SUMBER
____________

C. Implikasi Umum Desentralisasi pendidikan
Hakikat desentralisasi dan otonomi daerah adalah pelimpahan wewenang yang disertai keleluasaan daerah dalam menyelenggarakan fungsi pemerintah sedemikian rupa sehingga pelayanan masyarakat akan menjadi lebih baik, dan pembangunan daerah dapat lebih terarah serta optimal.
Menurut Mulyasa[33], implikasi desentralisasi manajemen pendidikan adalah kewenangan yang lebih besar diberikan kepada kabupaten dan kota untuk mengelola pendidikan sesuai dengan potensi dan kebutuhan daerahnya, perubahan kelembagaan untuk memenuhi kebutuhan dan meningkatkan efisiensi serta efektivitas dalam perencanaan dan pelaksanaan pada unit-unit kerja di daerah, kepegawaian yang menyangkut perubahan dan Pemberdayaan sumber daya manusia yang menekankan pada profesionalisme, serta perubahan-perubahan anggaran pembangunan pendidikan.
Tim Teknis BAPPENAS bekerjasama dengan Bank Dunia[34] merumuskan beberapa konsep dan implikasi akibat desentralisasi atau otonomi daerah, yaitu 1) implikasi administrasi, yakni pemberian wewenang yang lebih besar kepada daerah untuk ikut melaksanakan kegiatan pembangunan sesuai dengan potensi dan kebutuhan setempat; 2) implikasi kelembagaan, yakni membutuhkan daerah untuk meningkatkan kapasitas perencanaan dan pelaksanaan unit-unit kerja daerah; 3) implikasi keuangan, yaitu kebutuhan dana yang lebih besar untuk dapat melaksanakan fungsinya di bidang pembangunan, dan 4) implikasi pendekatan kewilayahan yang dimulai dari bawah, dengan melibatkan peran serta masyarakat semaksimal mungkin.

____________

ENTRI DATA
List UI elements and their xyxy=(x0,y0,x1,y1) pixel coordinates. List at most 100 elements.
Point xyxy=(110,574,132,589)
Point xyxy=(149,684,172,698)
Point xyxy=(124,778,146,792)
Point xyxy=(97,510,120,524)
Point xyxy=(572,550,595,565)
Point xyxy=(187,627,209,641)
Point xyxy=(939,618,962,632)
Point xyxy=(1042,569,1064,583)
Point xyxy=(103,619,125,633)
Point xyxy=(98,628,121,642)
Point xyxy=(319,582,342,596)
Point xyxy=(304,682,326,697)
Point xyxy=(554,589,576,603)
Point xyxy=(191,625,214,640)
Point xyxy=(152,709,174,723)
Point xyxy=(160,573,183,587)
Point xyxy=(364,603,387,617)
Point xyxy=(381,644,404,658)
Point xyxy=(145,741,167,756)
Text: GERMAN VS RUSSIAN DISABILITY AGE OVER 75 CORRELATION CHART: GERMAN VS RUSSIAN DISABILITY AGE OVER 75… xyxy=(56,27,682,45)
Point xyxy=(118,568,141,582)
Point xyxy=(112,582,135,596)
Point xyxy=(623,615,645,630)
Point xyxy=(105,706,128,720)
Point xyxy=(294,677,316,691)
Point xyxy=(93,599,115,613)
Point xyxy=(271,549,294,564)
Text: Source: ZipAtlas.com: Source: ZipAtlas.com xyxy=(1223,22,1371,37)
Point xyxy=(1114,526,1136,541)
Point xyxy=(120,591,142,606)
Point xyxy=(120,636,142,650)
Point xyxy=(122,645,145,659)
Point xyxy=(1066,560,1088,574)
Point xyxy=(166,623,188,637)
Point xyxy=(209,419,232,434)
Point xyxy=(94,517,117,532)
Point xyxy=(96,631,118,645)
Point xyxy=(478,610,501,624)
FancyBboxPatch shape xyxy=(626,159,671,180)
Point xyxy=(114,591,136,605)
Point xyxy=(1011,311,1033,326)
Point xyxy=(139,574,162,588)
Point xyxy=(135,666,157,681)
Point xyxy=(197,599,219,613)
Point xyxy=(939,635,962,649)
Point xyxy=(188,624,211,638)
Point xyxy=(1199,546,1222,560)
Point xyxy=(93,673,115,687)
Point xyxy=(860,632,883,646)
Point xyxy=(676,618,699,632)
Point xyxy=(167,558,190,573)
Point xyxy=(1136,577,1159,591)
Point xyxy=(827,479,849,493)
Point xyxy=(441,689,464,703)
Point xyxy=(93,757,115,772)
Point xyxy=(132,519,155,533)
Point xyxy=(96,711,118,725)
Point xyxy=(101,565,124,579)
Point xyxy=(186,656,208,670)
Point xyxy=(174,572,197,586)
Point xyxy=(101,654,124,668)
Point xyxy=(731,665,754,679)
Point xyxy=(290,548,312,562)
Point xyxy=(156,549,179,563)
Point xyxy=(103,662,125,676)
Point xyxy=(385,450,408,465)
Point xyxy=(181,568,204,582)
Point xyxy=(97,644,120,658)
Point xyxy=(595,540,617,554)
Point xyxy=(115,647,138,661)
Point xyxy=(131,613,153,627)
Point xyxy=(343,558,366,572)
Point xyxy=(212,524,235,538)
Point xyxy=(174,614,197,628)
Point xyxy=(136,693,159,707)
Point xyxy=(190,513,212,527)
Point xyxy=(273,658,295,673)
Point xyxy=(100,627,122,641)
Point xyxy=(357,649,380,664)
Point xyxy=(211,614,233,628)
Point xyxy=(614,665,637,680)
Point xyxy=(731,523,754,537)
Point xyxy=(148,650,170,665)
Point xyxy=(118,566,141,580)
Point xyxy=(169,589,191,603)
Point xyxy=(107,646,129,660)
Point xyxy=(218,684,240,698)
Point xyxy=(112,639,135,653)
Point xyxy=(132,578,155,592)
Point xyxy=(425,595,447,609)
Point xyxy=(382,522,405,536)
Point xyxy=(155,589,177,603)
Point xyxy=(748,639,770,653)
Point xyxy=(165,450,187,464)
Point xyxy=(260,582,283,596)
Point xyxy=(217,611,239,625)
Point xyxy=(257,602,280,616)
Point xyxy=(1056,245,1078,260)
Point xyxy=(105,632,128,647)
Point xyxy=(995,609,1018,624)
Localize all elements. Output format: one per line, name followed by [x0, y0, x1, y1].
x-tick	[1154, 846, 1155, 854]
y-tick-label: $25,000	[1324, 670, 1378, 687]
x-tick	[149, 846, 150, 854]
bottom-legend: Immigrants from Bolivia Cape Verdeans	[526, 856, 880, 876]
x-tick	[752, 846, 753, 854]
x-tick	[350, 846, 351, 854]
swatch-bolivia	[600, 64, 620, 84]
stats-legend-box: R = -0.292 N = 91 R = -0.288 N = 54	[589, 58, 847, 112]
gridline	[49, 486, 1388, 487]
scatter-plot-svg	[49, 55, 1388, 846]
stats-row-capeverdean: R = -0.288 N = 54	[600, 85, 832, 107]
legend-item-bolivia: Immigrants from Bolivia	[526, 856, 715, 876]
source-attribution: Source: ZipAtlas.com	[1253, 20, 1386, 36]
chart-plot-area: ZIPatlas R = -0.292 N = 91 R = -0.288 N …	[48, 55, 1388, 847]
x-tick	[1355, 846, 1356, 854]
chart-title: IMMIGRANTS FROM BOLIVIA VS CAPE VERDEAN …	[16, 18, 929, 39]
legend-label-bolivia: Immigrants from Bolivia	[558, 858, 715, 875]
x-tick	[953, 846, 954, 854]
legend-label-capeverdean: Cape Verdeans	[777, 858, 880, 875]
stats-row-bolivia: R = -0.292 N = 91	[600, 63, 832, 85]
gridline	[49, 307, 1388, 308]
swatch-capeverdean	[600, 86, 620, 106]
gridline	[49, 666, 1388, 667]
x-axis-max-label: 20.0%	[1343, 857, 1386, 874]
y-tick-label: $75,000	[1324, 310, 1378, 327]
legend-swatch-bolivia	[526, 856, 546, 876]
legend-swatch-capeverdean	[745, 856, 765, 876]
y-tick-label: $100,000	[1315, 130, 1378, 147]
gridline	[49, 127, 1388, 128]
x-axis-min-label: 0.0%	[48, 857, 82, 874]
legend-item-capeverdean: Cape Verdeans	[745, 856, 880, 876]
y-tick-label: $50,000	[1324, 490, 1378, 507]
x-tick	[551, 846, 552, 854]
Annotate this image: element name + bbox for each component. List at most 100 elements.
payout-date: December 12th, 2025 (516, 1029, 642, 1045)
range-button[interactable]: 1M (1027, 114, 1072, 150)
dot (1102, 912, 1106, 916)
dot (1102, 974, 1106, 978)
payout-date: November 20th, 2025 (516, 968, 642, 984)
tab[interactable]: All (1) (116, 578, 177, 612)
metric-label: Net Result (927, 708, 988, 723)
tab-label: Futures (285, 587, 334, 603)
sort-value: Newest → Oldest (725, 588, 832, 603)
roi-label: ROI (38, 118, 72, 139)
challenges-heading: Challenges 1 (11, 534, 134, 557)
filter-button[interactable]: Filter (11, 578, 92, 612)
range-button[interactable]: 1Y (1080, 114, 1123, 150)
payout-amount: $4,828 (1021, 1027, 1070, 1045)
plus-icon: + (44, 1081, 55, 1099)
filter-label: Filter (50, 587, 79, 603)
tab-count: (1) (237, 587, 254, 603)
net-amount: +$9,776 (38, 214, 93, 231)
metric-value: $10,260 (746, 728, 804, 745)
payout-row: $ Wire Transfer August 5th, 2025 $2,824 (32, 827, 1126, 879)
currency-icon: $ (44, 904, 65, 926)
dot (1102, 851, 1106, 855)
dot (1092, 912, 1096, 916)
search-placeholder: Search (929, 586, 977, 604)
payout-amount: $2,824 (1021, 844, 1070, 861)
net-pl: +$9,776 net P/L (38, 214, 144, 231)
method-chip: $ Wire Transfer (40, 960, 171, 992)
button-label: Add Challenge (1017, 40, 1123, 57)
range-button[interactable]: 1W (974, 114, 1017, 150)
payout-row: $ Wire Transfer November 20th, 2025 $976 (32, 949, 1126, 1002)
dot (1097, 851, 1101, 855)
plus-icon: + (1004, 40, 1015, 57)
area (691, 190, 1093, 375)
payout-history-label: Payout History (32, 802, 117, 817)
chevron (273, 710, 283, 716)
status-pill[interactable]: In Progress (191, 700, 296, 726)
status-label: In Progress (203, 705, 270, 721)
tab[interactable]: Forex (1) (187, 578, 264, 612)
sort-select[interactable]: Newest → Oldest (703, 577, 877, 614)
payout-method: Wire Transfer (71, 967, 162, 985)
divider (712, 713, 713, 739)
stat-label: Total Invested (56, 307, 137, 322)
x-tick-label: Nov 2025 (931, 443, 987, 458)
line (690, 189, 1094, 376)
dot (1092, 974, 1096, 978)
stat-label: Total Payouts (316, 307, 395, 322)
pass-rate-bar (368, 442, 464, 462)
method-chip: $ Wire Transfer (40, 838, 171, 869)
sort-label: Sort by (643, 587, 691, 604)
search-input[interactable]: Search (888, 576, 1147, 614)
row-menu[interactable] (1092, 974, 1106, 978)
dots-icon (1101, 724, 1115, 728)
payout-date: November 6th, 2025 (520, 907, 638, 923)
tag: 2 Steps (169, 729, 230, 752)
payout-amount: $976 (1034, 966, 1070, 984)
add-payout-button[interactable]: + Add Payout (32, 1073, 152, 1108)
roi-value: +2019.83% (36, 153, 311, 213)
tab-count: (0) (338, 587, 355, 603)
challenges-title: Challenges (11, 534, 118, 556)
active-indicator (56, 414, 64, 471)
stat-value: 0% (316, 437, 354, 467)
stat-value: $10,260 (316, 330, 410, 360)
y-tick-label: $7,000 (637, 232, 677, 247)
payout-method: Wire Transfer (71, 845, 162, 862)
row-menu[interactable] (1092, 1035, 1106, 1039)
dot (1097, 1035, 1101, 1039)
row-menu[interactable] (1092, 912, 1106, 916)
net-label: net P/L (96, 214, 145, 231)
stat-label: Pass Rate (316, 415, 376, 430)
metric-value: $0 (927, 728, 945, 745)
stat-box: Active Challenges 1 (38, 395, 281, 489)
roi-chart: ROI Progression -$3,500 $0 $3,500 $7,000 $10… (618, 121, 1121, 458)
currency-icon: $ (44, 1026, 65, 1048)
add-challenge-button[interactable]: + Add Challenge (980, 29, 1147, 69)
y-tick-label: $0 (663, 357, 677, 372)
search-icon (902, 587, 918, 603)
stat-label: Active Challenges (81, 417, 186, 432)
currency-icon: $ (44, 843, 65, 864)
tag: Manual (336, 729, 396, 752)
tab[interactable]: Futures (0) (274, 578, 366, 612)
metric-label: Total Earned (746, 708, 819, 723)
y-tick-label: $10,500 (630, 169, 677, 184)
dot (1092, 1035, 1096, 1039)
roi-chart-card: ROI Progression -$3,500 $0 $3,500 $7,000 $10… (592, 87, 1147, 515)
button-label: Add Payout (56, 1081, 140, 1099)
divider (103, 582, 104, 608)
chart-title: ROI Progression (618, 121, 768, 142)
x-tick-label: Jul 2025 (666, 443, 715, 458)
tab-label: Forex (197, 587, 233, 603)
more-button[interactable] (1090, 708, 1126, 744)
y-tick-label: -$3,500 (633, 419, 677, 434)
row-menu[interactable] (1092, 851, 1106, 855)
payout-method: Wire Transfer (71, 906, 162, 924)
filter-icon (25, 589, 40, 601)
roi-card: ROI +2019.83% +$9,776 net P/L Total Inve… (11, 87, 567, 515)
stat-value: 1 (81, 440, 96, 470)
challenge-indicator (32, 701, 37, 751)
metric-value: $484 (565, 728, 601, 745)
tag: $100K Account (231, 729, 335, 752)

____________

Salin tanpa perubahan seluruh bagian teks tentang desentralisasi pendidikan di atas, mulai dari "Tim Teknis BAPPENAS" terus ke bawah hingga "masyarakat semaksimal mungkin.".

Tim Teknis BAPPENAS bekerjasama dengan Bank Dunia[34] merumuskan beberapa konsep dan implikasi akibat desentralisasi atau otonomi daerah, yaitu 1) implikasi administrasi, yakni pemberian wewenang yang lebih besar kepada daerah untuk ikut melaksanakan kegiatan pembangunan sesuai dengan potensi dan kebutuhan setempat; 2) implikasi kelembagaan, yakni membutuhkan daerah untuk meningkatkan kapasitas perencanaan dan pelaksanaan unit-unit kerja daerah; 3) implikasi keuangan, yaitu kebutuhan dana yang lebih besar untuk dapat melaksanakan fungsinya di bidang pembangunan, dan 4) implikasi pendekatan kewilayahan yang dimulai dari bawah, dengan melibatkan peran serta masyarakat semaksimal mungkin.